Write out the data that follows exactly, keeping every picture out.
───── Records for the task ─────
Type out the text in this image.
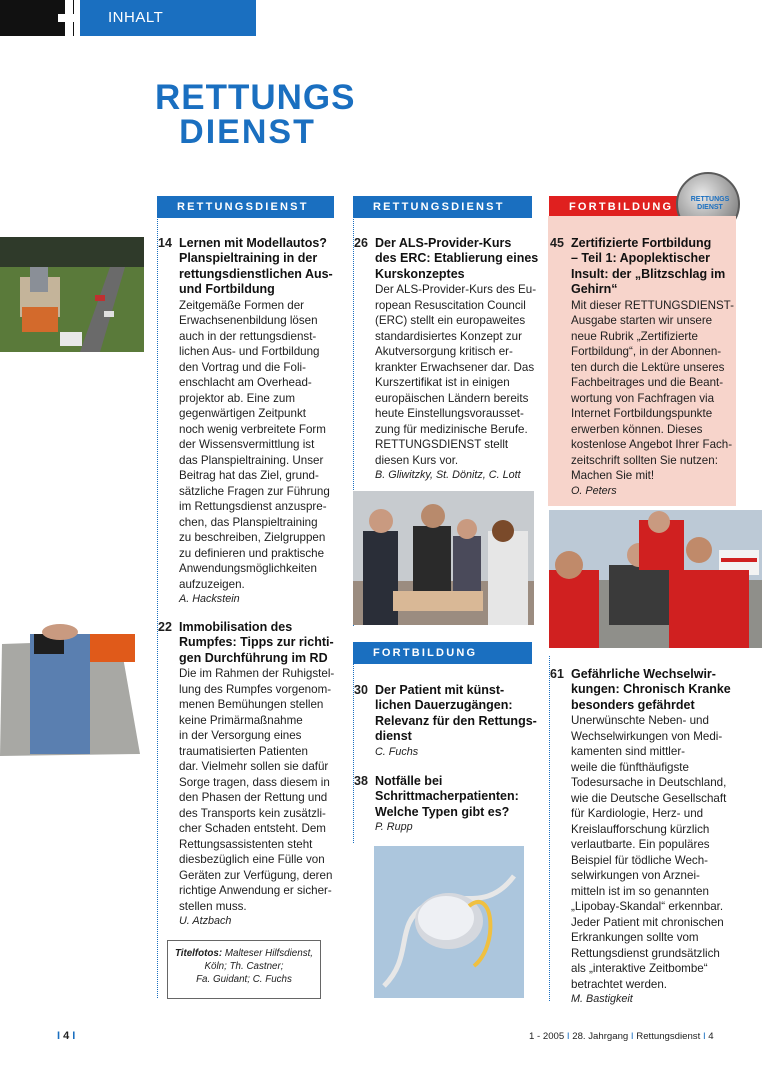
INHALT
RETTUNGS
DIENST
RETTUNGSDIENST	RETTUNGSDIENST	FORTBILDUNG
FORTBILDUNG
RETTUNGS
DIENST
14 Lernen mit Modellautos?
Planspieltraining in der
rettungsdienstlichen Aus-
und Fortbildung
Zeitgemäße Formen der
Erwachsenenbildung lösen
auch in der rettungsdienst-
lichen Aus- und Fortbildung
den Vortrag und die Foli-
enschlacht am Overhead-
projektor ab. Eine zum
gegenwärtigen Zeitpunkt
noch wenig verbreitete Form
der Wissensvermittlung ist
das Planspieltraining. Unser
Beitrag hat das Ziel, grund-
sätzliche Fragen zur Führung
im Rettungsdienst anzuspre-
chen, das Planspieltraining
zu beschreiben, Zielgruppen
zu definieren und praktische
Anwendungsmöglichkeiten
aufzuzeigen.
A. Hackstein
22 Immobilisation des
Rumpfes: Tipps zur richti-
gen Durchführung im RD
Die im Rahmen der Ruhigstel-
lung des Rumpfes vorgenom-
menen Bemühungen stellen
keine Primärmaßnahme
in der Versorgung eines
traumatisierten Patienten
dar. Vielmehr sollen sie dafür
Sorge tragen, dass diesem in
den Phasen der Rettung und
des Transports kein zusätzli-
cher Schaden entsteht. Dem
Rettungsassistenten steht
diesbezüglich eine Fülle von
Geräten zur Verfügung, deren
richtige Anwendung er sicher-
stellen muss.
U. Atzbach
Titelfotos: Malteser Hilfsdienst,
Köln; Th. Castner;
Fa. Guidant; C. Fuchs
26 Der ALS-Provider-Kurs
des ERC: Etablierung eines
Kurskonzeptes
Der ALS-Provider-Kurs des Eu-
ropean Resuscitation Council
(ERC) stellt ein europaweites
standardisiertes Konzept zur
Akutversorgung kritisch er-
krankter Erwachsener dar. Das
Kurszertifikat ist in einigen
europäischen Ländern bereits
heute Einstellungsvorausset-
zung für medizinische Berufe.
RETTUNGSDIENST stellt
diesen Kurs vor.
B. Gliwitzky, St. Dönitz, C. Lott
30 Der Patient mit künst-
lichen Dauerzugängen:
Relevanz für den Rettungs-
dienst
C. Fuchs
38 Notfälle bei
Schrittmacherpatienten:
Welche Typen gibt es?
P. Rupp
45 Zertifizierte Fortbildung
– Teil 1: Apoplektischer
Insult: der „Blitzschlag im
Gehirn“
Mit dieser RETTUNGSDIENST-
Ausgabe starten wir unsere
neue Rubrik „Zertifizierte
Fortbildung“, in der Abonnen-
ten durch die Lektüre unseres
Fachbeitrages und die Beant-
wortung von Fachfragen via
Internet Fortbildungspunkte
erwerben können. Dieses
kostenlose Angebot Ihrer Fach-
zeitschrift sollten Sie nutzen:
Machen Sie mit!
O. Peters
61 Gefährliche Wechselwir-
kungen: Chronisch Kranke
besonders gefährdet
Unerwünschte Neben- und
Wechselwirkungen von Medi-
kamenten sind mittler-
weile die fünfthäufigste
Todesursache in Deutschland,
wie die Deutsche Gesellschaft
für Kardiologie, Herz- und
Kreislaufforschung kürzlich
verlautbarte. Ein populäres
Beispiel für tödliche Wech-
selwirkungen von Arznei-
mitteln ist im so genannten
„Lipobay-Skandal“ erkennbar.
Jeder Patient mit chronischen
Erkrankungen sollte vom
Rettungsdienst grundsätzlich
als „interaktive Zeitbombe“
betrachtet werden.
M. Bastigkeit
I 4 I	1 - 2005 I 28. Jahrgang I Rettungsdienst I 4
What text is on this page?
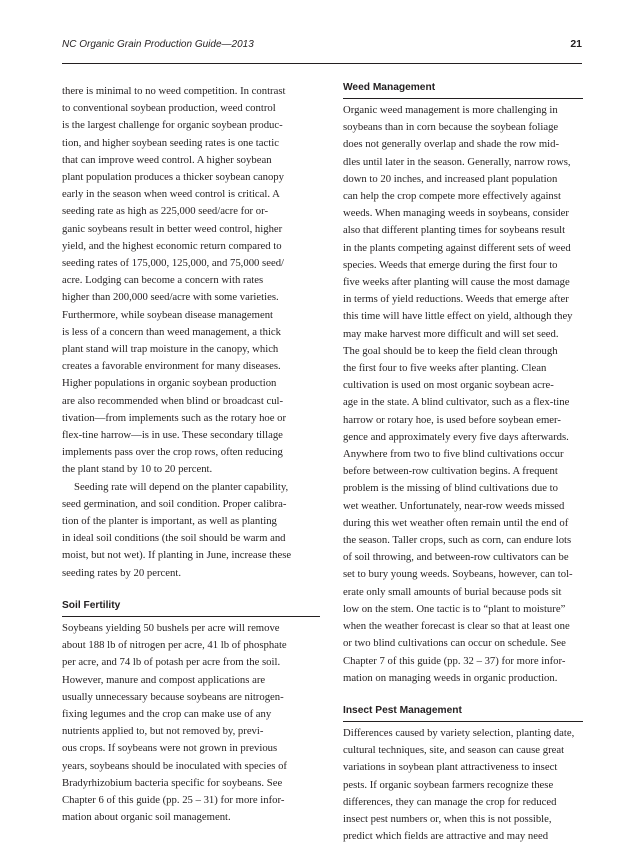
NC Organic Grain Production Guide—2013	21

there is minimal to no weed competition. In contrast
to conventional soybean production, weed control
is the largest challenge for organic soybean produc-
tion, and higher soybean seeding rates is one tactic
that can improve weed control. A higher soybean
plant population produces a thicker soybean canopy
early in the season when weed control is critical. A
seeding rate as high as 225,000 seed/acre for or-
ganic soybeans result in better weed control, higher
yield, and the highest economic return compared to
seeding rates of 175,000, 125,000, and 75,000 seed/
acre. Lodging can become a concern with rates
higher than 200,000 seed/acre with some varieties.
Furthermore, while soybean disease management
is less of a concern than weed management, a thick
plant stand will trap moisture in the canopy, which
creates a favorable environment for many diseases.
Higher populations in organic soybean production
are also recommended when blind or broadcast cul-
tivation—from implements such as the rotary hoe or
flex-tine harrow—is in use. These secondary tillage
implements pass over the crop rows, often reducing
the plant stand by 10 to 20 percent.

Seeding rate will depend on the planter capability,
seed germination, and soil condition. Proper calibra-
tion of the planter is important, as well as planting
in ideal soil conditions (the soil should be warm and
moist, but not wet). If planting in June, increase these
seeding rates by 20 percent.

Soil Fertility

Soybeans yielding 50 bushels per acre will remove
about 188 lb of nitrogen per acre, 41 lb of phosphate
per acre, and 74 lb of potash per acre from the soil.
However, manure and compost applications are
usually unnecessary because soybeans are nitrogen-
fixing legumes and the crop can make use of any
nutrients applied to, but not removed by, previ-
ous crops. If soybeans were not grown in previous
years, soybeans should be inoculated with species of
Bradyrhizobium bacteria specific for soybeans. See
Chapter 6 of this guide (pp. 25 – 31) for more infor-
mation about organic soil management.

Weed Management

Organic weed management is more challenging in
soybeans than in corn because the soybean foliage
does not generally overlap and shade the row mid-
dles until later in the season. Generally, narrow rows,
down to 20 inches, and increased plant population
can help the crop compete more effectively against
weeds. When managing weeds in soybeans, consider
also that different planting times for soybeans result
in the plants competing against different sets of weed
species. Weeds that emerge during the first four to
five weeks after planting will cause the most damage
in terms of yield reductions. Weeds that emerge after
this time will have little effect on yield, although they
may make harvest more difficult and will set seed.
The goal should be to keep the field clean through
the first four to five weeks after planting. Clean
cultivation is used on most organic soybean acre-
age in the state. A blind cultivator, such as a flex-tine
harrow or rotary hoe, is used before soybean emer-
gence and approximately every five days afterwards.
Anywhere from two to five blind cultivations occur
before between-row cultivation begins. A frequent
problem is the missing of blind cultivations due to
wet weather. Unfortunately, near-row weeds missed
during this wet weather often remain until the end of
the season. Taller crops, such as corn, can endure lots
of soil throwing, and between-row cultivators can be
set to bury young weeds. Soybeans, however, can tol-
erate only small amounts of burial because pods sit
low on the stem. One tactic is to “plant to moisture”
when the weather forecast is clear so that at least one
or two blind cultivations can occur on schedule. See
Chapter 7 of this guide (pp. 32 – 37) for more infor-
mation on managing weeds in organic production.

Insect Pest Management

Differences caused by variety selection, planting date,
cultural techniques, site, and season can cause great
variations in soybean plant attractiveness to insect
pests. If organic soybean farmers recognize these
differences, they can manage the crop for reduced
insect pest numbers or, when this is not possible,
predict which fields are attractive and may need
─────
§ Output for this task
Type out the text in this image.
INHALT
RETTUNGS
DIENST
RETTUNGSDIENST	RETTUNGSDIENST	FORTBILDUNG
FORTBILDUNG
RETTUNGS
DIENST
14 Lernen mit Modellautos?
Planspieltraining in der
rettungsdienstlichen Aus-
und Fortbildung
Zeitgemäße Formen der
Erwachsenenbildung lösen
auch in der rettungsdienst-
lichen Aus- und Fortbildung
den Vortrag und die Foli-
enschlacht am Overhead-
projektor ab. Eine zum
gegenwärtigen Zeitpunkt
noch wenig verbreitete Form
der Wissensvermittlung ist
das Planspieltraining. Unser
Beitrag hat das Ziel, grund-
sätzliche Fragen zur Führung
im Rettungsdienst anzuspre-
chen, das Planspieltraining
zu beschreiben, Zielgruppen
zu definieren und praktische
Anwendungsmöglichkeiten
aufzuzeigen.
A. Hackstein
22 Immobilisation des
Rumpfes: Tipps zur richti-
gen Durchführung im RD
Die im Rahmen der Ruhigstel-
lung des Rumpfes vorgenom-
menen Bemühungen stellen
keine Primärmaßnahme
in der Versorgung eines
traumatisierten Patienten
dar. Vielmehr sollen sie dafür
Sorge tragen, dass diesem in
den Phasen der Rettung und
des Transports kein zusätzli-
cher Schaden entsteht. Dem
Rettungsassistenten steht
diesbezüglich eine Fülle von
Geräten zur Verfügung, deren
richtige Anwendung er sicher-
stellen muss.
U. Atzbach
Titelfotos: Malteser Hilfsdienst,
Köln; Th. Castner;
Fa. Guidant; C. Fuchs
26 Der ALS-Provider-Kurs
des ERC: Etablierung eines
Kurskonzeptes
Der ALS-Provider-Kurs des Eu-
ropean Resuscitation Council
(ERC) stellt ein europaweites
standardisiertes Konzept zur
Akutversorgung kritisch er-
krankter Erwachsener dar. Das
Kurszertifikat ist in einigen
europäischen Ländern bereits
heute Einstellungsvorausset-
zung für medizinische Berufe.
RETTUNGSDIENST stellt
diesen Kurs vor.
B. Gliwitzky, St. Dönitz, C. Lott
30 Der Patient mit künst-
lichen Dauerzugängen:
Relevanz für den Rettungs-
dienst
C. Fuchs
38 Notfälle bei
Schrittmacherpatienten:
Welche Typen gibt es?
P. Rupp
45 Zertifizierte Fortbildung
– Teil 1: Apoplektischer
Insult: der „Blitzschlag im
Gehirn“
Mit dieser RETTUNGSDIENST-
Ausgabe starten wir unsere
neue Rubrik „Zertifizierte
Fortbildung“, in der Abonnen-
ten durch die Lektüre unseres
Fachbeitrages und die Beant-
wortung von Fachfragen via
Internet Fortbildungspunkte
erwerben können. Dieses
kostenlose Angebot Ihrer Fach-
zeitschrift sollten Sie nutzen:
Machen Sie mit!
O. Peters
61 Gefährliche Wechselwir-
kungen: Chronisch Kranke
besonders gefährdet
Unerwünschte Neben- und
Wechselwirkungen von Medi-
kamenten sind mittler-
weile die fünfthäufigste
Todesursache in Deutschland,
wie die Deutsche Gesellschaft
für Kardiologie, Herz- und
Kreislaufforschung kürzlich
verlautbarte. Ein populäres
Beispiel für tödliche Wech-
selwirkungen von Arznei-
mitteln ist im so genannten
„Lipobay-Skandal“ erkennbar.
Jeder Patient mit chronischen
Erkrankungen sollte vom
Rettungsdienst grundsätzlich
als „interaktive Zeitbombe“
betrachtet werden.
M. Bastigkeit
I 4 I	1 - 2005 I 28. Jahrgang I Rettungsdienst I 4
What text is on this page?
NC Organic Grain Production Guide—2013	21

there is minimal to no weed competition. In contrast
to conventional soybean production, weed control
is the largest challenge for organic soybean produc-
tion, and higher soybean seeding rates is one tactic
that can improve weed control. A higher soybean
plant population produces a thicker soybean canopy
early in the season when weed control is critical. A
seeding rate as high as 225,000 seed/acre for or-
ganic soybeans result in better weed control, higher
yield, and the highest economic return compared to
seeding rates of 175,000, 125,000, and 75,000 seed/
acre. Lodging can become a concern with rates
higher than 200,000 seed/acre with some varieties.
Furthermore, while soybean disease management
is less of a concern than weed management, a thick
plant stand will trap moisture in the canopy, which
creates a favorable environment for many diseases.
Higher populations in organic soybean production
are also recommended when blind or broadcast cul-
tivation—from implements such as the rotary hoe or
flex-tine harrow—is in use. These secondary tillage
implements pass over the crop rows, often reducing
the plant stand by 10 to 20 percent.

Seeding rate will depend on the planter capability,
seed germination, and soil condition. Proper calibra-
tion of the planter is important, as well as planting
in ideal soil conditions (the soil should be warm and
moist, but not wet). If planting in June, increase these
seeding rates by 20 percent.

Soil Fertility

Soybeans yielding 50 bushels per acre will remove
about 188 lb of nitrogen per acre, 41 lb of phosphate
per acre, and 74 lb of potash per acre from the soil.
However, manure and compost applications are
usually unnecessary because soybeans are nitrogen-
fixing legumes and the crop can make use of any
nutrients applied to, but not removed by, previ-
ous crops. If soybeans were not grown in previous
years, soybeans should be inoculated with species of
Bradyrhizobium bacteria specific for soybeans. See
Chapter 6 of this guide (pp. 25 – 31) for more infor-
mation about organic soil management.

Weed Management

Organic weed management is more challenging in
soybeans than in corn because the soybean foliage
does not generally overlap and shade the row mid-
dles until later in the season. Generally, narrow rows,
down to 20 inches, and increased plant population
can help the crop compete more effectively against
weeds. When managing weeds in soybeans, consider
also that different planting times for soybeans result
in the plants competing against different sets of weed
species. Weeds that emerge during the first four to
five weeks after planting will cause the most damage
in terms of yield reductions. Weeds that emerge after
this time will have little effect on yield, although they
may make harvest more difficult and will set seed.
The goal should be to keep the field clean through
the first four to five weeks after planting. Clean
cultivation is used on most organic soybean acre-
age in the state. A blind cultivator, such as a flex-tine
harrow or rotary hoe, is used before soybean emer-
gence and approximately every five days afterwards.
Anywhere from two to five blind cultivations occur
before between-row cultivation begins. A frequent
problem is the missing of blind cultivations due to
wet weather. Unfortunately, near-row weeds missed
during this wet weather often remain until the end of
the season. Taller crops, such as corn, can endure lots
of soil throwing, and between-row cultivators can be
set to bury young weeds. Soybeans, however, can tol-
erate only small amounts of burial because pods sit
low on the stem. One tactic is to “plant to moisture”
when the weather forecast is clear so that at least one
or two blind cultivations can occur on schedule. See
Chapter 7 of this guide (pp. 32 – 37) for more infor-
mation on managing weeds in organic production.

Insect Pest Management

Differences caused by variety selection, planting date,
cultural techniques, site, and season can cause great
variations in soybean plant attractiveness to insect
pests. If organic soybean farmers recognize these
differences, they can manage the crop for reduced
insect pest numbers or, when this is not possible,
predict which fields are attractive and may need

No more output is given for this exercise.